[PROMPT] Scan the data below and pick out the lines containing the word "Inspection".

[MATERIAL SUPPLIED]
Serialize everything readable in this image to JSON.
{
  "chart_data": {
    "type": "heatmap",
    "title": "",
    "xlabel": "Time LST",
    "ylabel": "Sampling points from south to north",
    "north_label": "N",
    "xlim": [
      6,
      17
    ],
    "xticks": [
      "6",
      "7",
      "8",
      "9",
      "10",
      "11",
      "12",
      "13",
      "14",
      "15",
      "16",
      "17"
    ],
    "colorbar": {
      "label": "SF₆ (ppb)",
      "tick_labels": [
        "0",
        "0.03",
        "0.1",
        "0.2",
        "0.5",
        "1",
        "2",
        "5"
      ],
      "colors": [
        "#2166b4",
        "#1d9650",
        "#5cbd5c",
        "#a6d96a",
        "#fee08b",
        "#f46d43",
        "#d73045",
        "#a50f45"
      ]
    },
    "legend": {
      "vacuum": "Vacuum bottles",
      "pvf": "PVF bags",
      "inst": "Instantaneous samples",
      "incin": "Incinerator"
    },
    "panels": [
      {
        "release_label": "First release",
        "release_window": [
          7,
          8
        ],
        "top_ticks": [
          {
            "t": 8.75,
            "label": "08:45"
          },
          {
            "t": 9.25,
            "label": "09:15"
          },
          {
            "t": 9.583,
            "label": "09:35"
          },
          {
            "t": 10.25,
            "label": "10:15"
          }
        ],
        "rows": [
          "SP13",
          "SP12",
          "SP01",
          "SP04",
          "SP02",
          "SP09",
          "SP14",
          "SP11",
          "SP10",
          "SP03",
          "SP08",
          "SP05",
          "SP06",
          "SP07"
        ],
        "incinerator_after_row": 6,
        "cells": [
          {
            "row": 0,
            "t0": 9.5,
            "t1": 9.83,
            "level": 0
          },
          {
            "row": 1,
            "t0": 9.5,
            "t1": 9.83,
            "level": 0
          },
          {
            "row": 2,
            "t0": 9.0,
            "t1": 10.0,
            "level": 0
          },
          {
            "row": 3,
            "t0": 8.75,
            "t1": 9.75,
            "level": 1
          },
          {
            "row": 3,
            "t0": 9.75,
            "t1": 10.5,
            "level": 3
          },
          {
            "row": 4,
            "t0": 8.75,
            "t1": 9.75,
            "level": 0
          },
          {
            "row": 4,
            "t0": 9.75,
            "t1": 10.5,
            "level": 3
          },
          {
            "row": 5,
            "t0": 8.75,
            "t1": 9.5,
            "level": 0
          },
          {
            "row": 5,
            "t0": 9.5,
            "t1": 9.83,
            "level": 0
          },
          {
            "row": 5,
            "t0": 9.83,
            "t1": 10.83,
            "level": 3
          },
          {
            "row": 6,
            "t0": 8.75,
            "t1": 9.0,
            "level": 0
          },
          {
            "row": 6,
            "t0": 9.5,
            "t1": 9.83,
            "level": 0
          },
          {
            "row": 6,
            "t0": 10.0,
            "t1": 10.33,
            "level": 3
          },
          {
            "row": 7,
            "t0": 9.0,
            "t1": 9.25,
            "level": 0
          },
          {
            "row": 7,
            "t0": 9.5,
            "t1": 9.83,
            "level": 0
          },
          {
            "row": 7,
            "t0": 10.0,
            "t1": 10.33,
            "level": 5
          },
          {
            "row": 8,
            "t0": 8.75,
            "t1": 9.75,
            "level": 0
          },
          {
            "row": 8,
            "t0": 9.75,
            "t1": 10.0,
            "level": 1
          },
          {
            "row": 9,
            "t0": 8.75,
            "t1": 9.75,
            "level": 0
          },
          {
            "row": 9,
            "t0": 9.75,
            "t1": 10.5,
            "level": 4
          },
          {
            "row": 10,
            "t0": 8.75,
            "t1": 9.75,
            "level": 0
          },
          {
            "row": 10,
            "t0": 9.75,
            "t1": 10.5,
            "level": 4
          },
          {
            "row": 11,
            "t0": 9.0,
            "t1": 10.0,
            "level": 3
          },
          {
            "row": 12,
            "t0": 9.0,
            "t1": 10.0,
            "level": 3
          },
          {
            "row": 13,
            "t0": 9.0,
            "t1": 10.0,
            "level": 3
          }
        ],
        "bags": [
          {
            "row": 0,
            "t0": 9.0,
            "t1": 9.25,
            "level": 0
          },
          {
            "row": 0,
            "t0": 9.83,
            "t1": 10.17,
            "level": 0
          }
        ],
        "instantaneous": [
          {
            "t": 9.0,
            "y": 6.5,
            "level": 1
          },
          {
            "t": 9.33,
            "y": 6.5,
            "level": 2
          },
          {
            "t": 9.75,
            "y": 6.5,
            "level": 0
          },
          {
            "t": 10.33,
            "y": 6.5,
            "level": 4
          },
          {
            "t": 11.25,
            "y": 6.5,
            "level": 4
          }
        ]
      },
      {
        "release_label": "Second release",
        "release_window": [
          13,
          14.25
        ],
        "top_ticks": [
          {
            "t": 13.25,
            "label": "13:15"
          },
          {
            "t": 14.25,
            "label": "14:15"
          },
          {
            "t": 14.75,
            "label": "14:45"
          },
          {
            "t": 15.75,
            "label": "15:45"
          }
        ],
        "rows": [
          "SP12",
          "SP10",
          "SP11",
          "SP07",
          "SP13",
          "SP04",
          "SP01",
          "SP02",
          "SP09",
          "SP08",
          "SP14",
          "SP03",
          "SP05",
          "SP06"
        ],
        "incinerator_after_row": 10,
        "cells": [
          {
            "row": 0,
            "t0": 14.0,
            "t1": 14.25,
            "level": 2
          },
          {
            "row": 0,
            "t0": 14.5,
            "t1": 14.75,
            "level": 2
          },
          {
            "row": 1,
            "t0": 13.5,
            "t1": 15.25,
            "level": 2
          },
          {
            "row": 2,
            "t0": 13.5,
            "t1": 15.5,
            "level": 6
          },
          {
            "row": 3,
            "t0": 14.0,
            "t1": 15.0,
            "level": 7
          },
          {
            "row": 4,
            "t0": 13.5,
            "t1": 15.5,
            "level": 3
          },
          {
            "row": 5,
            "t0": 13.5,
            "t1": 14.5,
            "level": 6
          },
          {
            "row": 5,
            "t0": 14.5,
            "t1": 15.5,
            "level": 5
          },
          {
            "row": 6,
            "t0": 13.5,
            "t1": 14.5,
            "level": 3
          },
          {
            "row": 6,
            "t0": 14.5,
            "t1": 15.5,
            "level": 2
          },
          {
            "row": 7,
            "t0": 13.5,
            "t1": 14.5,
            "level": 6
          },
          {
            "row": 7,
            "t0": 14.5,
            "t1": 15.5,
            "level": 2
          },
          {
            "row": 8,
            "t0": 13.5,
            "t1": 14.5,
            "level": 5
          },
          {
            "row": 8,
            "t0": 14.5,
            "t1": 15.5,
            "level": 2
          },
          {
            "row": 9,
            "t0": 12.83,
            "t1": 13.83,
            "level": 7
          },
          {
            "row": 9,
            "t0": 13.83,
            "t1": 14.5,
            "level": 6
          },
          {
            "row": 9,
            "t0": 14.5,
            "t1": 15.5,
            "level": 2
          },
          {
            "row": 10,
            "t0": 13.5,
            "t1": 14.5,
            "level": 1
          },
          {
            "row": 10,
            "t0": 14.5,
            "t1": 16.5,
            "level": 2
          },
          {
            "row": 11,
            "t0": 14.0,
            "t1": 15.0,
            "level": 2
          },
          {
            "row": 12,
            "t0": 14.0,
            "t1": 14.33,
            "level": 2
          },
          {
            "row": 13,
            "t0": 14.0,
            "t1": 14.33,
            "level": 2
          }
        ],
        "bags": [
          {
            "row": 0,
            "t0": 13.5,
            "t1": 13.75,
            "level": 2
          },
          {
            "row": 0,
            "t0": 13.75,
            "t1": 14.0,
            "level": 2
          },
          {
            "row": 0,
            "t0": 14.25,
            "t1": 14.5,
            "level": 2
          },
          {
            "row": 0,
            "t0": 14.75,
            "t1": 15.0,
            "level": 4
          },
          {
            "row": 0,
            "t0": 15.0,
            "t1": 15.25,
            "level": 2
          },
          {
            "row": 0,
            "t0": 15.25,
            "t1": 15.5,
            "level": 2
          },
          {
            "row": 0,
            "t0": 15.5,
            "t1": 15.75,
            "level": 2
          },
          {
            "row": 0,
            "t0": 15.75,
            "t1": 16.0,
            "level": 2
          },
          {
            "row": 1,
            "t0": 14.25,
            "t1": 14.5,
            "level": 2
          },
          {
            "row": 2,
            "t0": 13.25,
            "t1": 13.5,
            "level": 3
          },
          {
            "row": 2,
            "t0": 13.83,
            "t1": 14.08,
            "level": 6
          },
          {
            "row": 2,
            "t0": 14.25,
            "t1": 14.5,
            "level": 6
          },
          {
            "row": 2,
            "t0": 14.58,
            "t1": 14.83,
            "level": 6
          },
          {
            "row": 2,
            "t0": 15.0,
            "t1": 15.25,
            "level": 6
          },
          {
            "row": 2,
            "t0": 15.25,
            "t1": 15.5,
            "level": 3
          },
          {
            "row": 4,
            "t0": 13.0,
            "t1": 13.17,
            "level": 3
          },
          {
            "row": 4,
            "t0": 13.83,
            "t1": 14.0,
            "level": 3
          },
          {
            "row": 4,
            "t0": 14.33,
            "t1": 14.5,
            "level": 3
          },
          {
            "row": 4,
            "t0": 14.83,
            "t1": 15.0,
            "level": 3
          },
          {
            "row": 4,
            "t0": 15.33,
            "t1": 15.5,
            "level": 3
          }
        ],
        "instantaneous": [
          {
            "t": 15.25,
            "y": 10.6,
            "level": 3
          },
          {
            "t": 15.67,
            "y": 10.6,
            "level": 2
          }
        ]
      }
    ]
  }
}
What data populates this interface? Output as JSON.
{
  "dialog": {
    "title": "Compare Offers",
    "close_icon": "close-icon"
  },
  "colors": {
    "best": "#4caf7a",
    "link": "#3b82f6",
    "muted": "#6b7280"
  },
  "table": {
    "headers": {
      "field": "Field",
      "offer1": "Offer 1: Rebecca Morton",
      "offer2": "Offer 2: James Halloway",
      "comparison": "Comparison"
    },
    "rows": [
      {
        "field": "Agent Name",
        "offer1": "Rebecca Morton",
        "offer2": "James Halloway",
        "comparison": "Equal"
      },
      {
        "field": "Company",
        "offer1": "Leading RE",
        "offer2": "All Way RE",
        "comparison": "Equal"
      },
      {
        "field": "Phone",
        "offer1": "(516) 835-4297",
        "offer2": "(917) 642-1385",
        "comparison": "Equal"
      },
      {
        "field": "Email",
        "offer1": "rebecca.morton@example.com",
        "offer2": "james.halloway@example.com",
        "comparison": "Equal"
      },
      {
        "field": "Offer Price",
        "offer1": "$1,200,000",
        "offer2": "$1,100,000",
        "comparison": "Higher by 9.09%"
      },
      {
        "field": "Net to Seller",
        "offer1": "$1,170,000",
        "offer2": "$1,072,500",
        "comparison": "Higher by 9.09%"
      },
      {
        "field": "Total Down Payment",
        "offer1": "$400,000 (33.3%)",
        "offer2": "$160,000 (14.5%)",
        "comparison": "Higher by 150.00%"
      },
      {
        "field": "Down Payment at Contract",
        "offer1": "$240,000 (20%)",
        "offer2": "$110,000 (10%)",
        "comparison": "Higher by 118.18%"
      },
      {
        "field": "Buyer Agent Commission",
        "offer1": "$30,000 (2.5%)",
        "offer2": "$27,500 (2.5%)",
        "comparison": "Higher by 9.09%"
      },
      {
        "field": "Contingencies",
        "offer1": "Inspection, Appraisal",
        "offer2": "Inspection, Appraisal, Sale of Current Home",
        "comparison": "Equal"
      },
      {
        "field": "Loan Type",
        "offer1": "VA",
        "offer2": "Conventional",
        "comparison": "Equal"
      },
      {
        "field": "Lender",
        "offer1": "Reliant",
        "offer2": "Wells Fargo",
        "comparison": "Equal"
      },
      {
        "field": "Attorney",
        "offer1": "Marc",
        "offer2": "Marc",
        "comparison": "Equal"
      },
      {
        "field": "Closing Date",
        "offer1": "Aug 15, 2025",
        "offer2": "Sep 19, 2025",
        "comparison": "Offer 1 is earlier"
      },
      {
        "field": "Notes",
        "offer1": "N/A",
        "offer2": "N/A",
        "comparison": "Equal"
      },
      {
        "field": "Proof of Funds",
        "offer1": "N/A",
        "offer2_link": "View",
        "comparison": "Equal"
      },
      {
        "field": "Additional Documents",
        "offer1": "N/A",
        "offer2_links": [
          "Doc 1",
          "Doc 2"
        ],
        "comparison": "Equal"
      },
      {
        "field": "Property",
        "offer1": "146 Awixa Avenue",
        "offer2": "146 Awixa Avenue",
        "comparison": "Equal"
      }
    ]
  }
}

[PROBLEM SOLUTION]
        "offer1": "Inspection, Appraisal",
        "offer2": "Inspection, Appraisal, Sale of Current Home",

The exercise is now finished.